# STATED TASK
Reproduce all of the data exactly, with no line skipped.

# Stored records
◆ ◆ ◆ ◆

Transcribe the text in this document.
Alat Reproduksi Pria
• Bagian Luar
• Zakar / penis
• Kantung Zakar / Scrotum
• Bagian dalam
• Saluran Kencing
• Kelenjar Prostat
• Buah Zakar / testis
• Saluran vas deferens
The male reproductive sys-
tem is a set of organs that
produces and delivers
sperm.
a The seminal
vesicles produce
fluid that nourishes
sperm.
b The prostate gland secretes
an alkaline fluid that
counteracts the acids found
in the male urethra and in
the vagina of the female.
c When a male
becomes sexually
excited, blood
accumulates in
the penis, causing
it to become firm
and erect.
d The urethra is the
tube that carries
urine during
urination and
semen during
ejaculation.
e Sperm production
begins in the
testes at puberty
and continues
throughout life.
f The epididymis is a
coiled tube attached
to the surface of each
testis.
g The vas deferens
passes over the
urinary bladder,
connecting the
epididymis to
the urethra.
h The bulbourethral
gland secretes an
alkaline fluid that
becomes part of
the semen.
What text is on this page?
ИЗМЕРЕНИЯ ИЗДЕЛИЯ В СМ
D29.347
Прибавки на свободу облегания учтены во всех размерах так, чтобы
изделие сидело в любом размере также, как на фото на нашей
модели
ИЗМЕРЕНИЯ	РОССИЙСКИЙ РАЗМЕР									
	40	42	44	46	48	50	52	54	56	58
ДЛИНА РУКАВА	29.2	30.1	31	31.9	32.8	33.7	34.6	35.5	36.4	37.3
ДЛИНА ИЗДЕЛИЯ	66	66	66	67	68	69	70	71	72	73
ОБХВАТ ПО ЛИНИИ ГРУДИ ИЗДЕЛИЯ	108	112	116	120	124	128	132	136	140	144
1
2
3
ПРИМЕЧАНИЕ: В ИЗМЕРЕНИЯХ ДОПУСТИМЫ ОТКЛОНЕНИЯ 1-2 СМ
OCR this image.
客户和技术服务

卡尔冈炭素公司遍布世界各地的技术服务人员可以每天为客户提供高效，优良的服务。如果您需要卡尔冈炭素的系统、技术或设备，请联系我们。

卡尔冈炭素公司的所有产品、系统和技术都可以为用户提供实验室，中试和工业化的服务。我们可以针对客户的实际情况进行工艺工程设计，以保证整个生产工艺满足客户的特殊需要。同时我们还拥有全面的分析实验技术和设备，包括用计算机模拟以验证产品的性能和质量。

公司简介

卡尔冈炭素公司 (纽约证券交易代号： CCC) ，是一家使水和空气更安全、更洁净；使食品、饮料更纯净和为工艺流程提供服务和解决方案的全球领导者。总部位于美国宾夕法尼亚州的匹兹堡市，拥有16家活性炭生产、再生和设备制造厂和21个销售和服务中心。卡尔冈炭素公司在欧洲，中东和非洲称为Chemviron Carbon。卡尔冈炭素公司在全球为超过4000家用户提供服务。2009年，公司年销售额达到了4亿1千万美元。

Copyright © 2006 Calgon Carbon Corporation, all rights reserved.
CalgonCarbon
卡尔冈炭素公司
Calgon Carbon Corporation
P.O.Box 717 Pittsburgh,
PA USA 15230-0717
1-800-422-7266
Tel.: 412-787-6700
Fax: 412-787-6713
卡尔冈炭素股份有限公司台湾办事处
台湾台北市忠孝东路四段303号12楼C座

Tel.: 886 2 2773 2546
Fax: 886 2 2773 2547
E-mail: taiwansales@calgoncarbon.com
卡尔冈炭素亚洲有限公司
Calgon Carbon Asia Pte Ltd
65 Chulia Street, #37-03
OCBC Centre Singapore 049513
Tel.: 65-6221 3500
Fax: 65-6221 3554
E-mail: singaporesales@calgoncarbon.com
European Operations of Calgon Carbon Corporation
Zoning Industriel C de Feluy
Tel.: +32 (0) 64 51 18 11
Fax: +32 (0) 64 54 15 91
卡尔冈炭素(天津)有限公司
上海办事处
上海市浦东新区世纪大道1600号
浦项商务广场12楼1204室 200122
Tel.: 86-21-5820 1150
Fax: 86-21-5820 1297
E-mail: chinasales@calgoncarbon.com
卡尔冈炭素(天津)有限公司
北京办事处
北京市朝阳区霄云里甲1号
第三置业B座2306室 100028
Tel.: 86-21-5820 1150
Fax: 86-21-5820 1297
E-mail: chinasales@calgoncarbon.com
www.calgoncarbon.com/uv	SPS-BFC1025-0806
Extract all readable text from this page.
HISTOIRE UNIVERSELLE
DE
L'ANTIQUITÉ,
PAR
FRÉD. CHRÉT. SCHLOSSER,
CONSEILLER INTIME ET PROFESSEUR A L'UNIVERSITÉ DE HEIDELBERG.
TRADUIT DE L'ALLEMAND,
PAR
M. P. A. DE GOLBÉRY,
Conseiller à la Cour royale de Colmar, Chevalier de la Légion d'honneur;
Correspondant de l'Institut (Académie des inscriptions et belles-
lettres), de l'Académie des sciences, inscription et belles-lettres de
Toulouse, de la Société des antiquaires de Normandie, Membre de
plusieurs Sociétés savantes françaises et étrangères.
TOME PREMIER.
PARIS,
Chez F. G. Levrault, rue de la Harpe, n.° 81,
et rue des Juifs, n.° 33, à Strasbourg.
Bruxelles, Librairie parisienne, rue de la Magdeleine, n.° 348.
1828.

◆ ◆ ◆ ◆

# EXERCISE ANSWER
Transcribe the text in this document.
Alat Reproduksi Pria
• Bagian Luar
• Zakar / penis
• Kantung Zakar / Scrotum
• Bagian dalam
• Saluran Kencing
• Kelenjar Prostat
• Buah Zakar / testis
• Saluran vas deferens
The male reproductive sys-
tem is a set of organs that
produces and delivers
sperm.
a The seminal
vesicles produce
fluid that nourishes
sperm.
b The prostate gland secretes
an alkaline fluid that
counteracts the acids found
in the male urethra and in
the vagina of the female.
c When a male
becomes sexually
excited, blood
accumulates in
the penis, causing
it to become firm
and erect.
d The urethra is the
tube that carries
urine during
urination and
semen during
ejaculation.
e Sperm production
begins in the
testes at puberty
and continues
throughout life.
f The epididymis is a
coiled tube attached
to the surface of each
testis.
g The vas deferens
passes over the
urinary bladder,
connecting the
epididymis to
the urethra.
h The bulbourethral
gland secretes an
alkaline fluid that
becomes part of
the semen.
What text is on this page?
ИЗМЕРЕНИЯ ИЗДЕЛИЯ В СМ
D29.347
Прибавки на свободу облегания учтены во всех размерах так, чтобы
изделие сидело в любом размере также, как на фото на нашей
модели
ИЗМЕРЕНИЯ	РОССИЙСКИЙ РАЗМЕР									
	40	42	44	46	48	50	52	54	56	58
ДЛИНА РУКАВА	29.2	30.1	31	31.9	32.8	33.7	34.6	35.5	36.4	37.3
ДЛИНА ИЗДЕЛИЯ	66	66	66	67	68	69	70	71	72	73
ОБХВАТ ПО ЛИНИИ ГРУДИ ИЗДЕЛИЯ	108	112	116	120	124	128	132	136	140	144
1
2
3
ПРИМЕЧАНИЕ: В ИЗМЕРЕНИЯХ ДОПУСТИМЫ ОТКЛОНЕНИЯ 1-2 СМ
OCR this image.
客户和技术服务

卡尔冈炭素公司遍布世界各地的技术服务人员可以每天为客户提供高效，优良的服务。如果您需要卡尔冈炭素的系统、技术或设备，请联系我们。

卡尔冈炭素公司的所有产品、系统和技术都可以为用户提供实验室，中试和工业化的服务。我们可以针对客户的实际情况进行工艺工程设计，以保证整个生产工艺满足客户的特殊需要。同时我们还拥有全面的分析实验技术和设备，包括用计算机模拟以验证产品的性能和质量。

公司简介

卡尔冈炭素公司 (纽约证券交易代号： CCC) ，是一家使水和空气更安全、更洁净；使食品、饮料更纯净和为工艺流程提供服务和解决方案的全球领导者。总部位于美国宾夕法尼亚州的匹兹堡市，拥有16家活性炭生产、再生和设备制造厂和21个销售和服务中心。卡尔冈炭素公司在欧洲，中东和非洲称为Chemviron Carbon。卡尔冈炭素公司在全球为超过4000家用户提供服务。2009年，公司年销售额达到了4亿1千万美元。

Copyright © 2006 Calgon Carbon Corporation, all rights reserved.
CalgonCarbon
卡尔冈炭素公司
Calgon Carbon Corporation
P.O.Box 717 Pittsburgh,
PA USA 15230-0717
1-800-422-7266
Tel.: 412-787-6700
Fax: 412-787-6713
卡尔冈炭素股份有限公司台湾办事处
台湾台北市忠孝东路四段303号12楼C座

Tel.: 886 2 2773 2546
Fax: 886 2 2773 2547
E-mail: taiwansales@calgoncarbon.com
卡尔冈炭素亚洲有限公司
Calgon Carbon Asia Pte Ltd
65 Chulia Street, #37-03
OCBC Centre Singapore 049513
Tel.: 65-6221 3500
Fax: 65-6221 3554
E-mail: singaporesales@calgoncarbon.com
European Operations of Calgon Carbon Corporation
Zoning Industriel C de Feluy
Tel.: +32 (0) 64 51 18 11
Fax: +32 (0) 64 54 15 91
卡尔冈炭素(天津)有限公司
上海办事处
上海市浦东新区世纪大道1600号
浦项商务广场12楼1204室 200122
Tel.: 86-21-5820 1150
Fax: 86-21-5820 1297
E-mail: chinasales@calgoncarbon.com
卡尔冈炭素(天津)有限公司
北京办事处
北京市朝阳区霄云里甲1号
第三置业B座2306室 100028
Tel.: 86-21-5820 1150
Fax: 86-21-5820 1297
E-mail: chinasales@calgoncarbon.com
www.calgoncarbon.com/uv	SPS-BFC1025-0806
Extract all readable text from this page.
HISTOIRE UNIVERSELLE
DE
L'ANTIQUITÉ,
PAR
FRÉD. CHRÉT. SCHLOSSER,
CONSEILLER INTIME ET PROFESSEUR A L'UNIVERSITÉ DE HEIDELBERG.
TRADUIT DE L'ALLEMAND,
PAR
M. P. A. DE GOLBÉRY,
Conseiller à la Cour royale de Colmar, Chevalier de la Légion d'honneur;
Correspondant de l'Institut (Académie des inscriptions et belles-
lettres), de l'Académie des sciences, inscription et belles-lettres de
Toulouse, de la Société des antiquaires de Normandie, Membre de
plusieurs Sociétés savantes françaises et étrangères.
TOME PREMIER.
PARIS,
Chez F. G. Levrault, rue de la Harpe, n.° 81,
et rue des Juifs, n.° 33, à Strasbourg.
Bruxelles, Librairie parisienne, rue de la Magdeleine, n.° 348.
1828.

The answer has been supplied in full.